Selon tous les grands médias, l’élection d’Andrés Manuel Lopez Obrador (AMLO) inaugurerait une politique de « gauche » au Mexique. Il convient de se baser sur les faits, pas sur la propagande.

Le 1er juillet, près de 90 millions d’électeurs mexicains (sur 125 millions d’habitants) ont élu leur président (pour six ans) et ont renouvelé leurs 500 députés, 128 sénateurs, 9 gouverneurs et 2800 conseillers municipaux.

Le parti d’AMLO, le Mouvement de régénération nationale (Morena), fait partie de la Coalition Juntos Haremos Historia (Ensemble nous ferons l’histoire). Après déjà deux tentatives infructueuses aux présidentielles de 2006 (35,3% des voix) et 2012 (31,6%), la troisième fois aura été la bonne.
Le Parti d’action nationale (PAN - droite), qui obtient 22,6 %, n’a heureusement pas profité de l’énorme mécontentement généré par les six dernières années du gouvernement d’Enrique Pena Nieto (Parti révolutionnaire institutionnel – PRI – Centre droit).

*EXERCICE COURT A:*
Répondez à ces questions sur l'extrait consacré aux élections mexicaines :
(i) Combien de sénateurs ont été renouvelés ?
(ii) Quel pourcentage des voix AMLO a-t-il obtenu à la présidentielle de 2012 ?
(iii) Quel score le Parti d'action nationale obtient-il ?
*EXERCICE COURT B:* Reproduisez à l'identique le passage de l'extrait sur les élections mexicaines qui commence par « Le 1er juillet, près » et se poursuit jusqu'à « 2800 conseillers municipaux. ».
Les lignes qui suivent n'ont aucun lien avec l'extrait.

*DONNÉES FOURNIES:*
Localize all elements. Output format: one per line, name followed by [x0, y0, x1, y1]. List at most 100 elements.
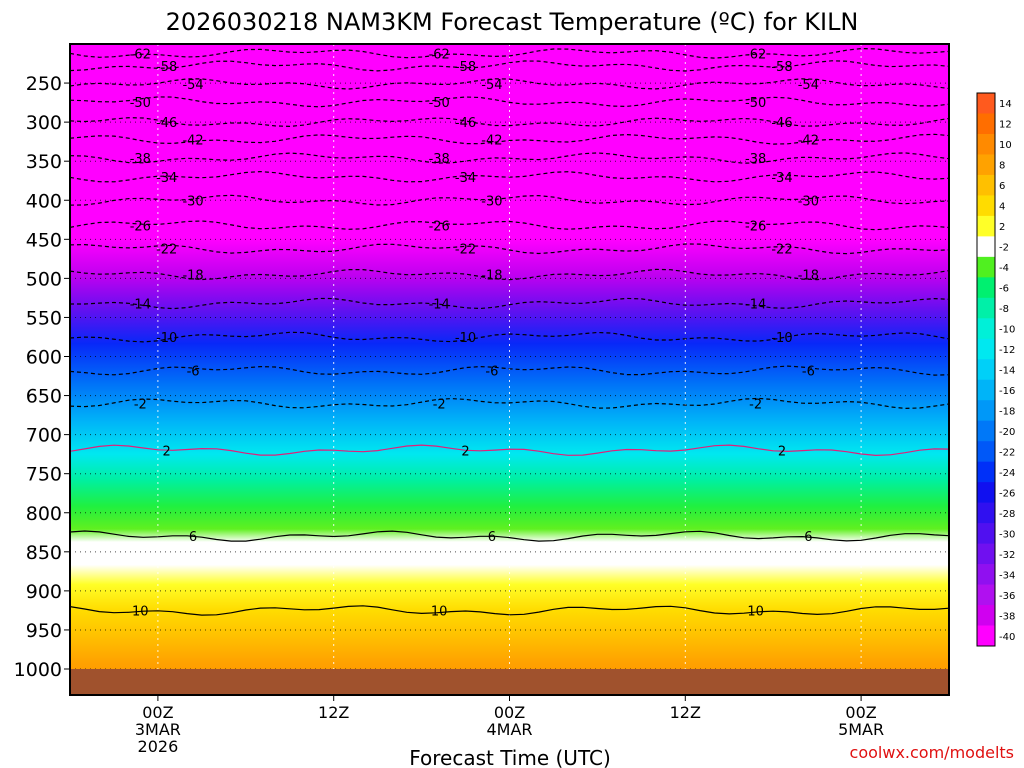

*CORRIGÉ A:*
(i) 128 sénateurs.
(ii) 31,6 % des voix.
(iii) 22,6 %.

*CORRIGÉ B:*
Le 1er juillet, près de 90 millions d’électeurs mexicains (sur 125 millions d’habitants) ont élu leur président (pour six ans) et ont renouvelé leurs 500 députés, 128 sénateurs, 9 gouverneurs et 2800 conseillers municipaux.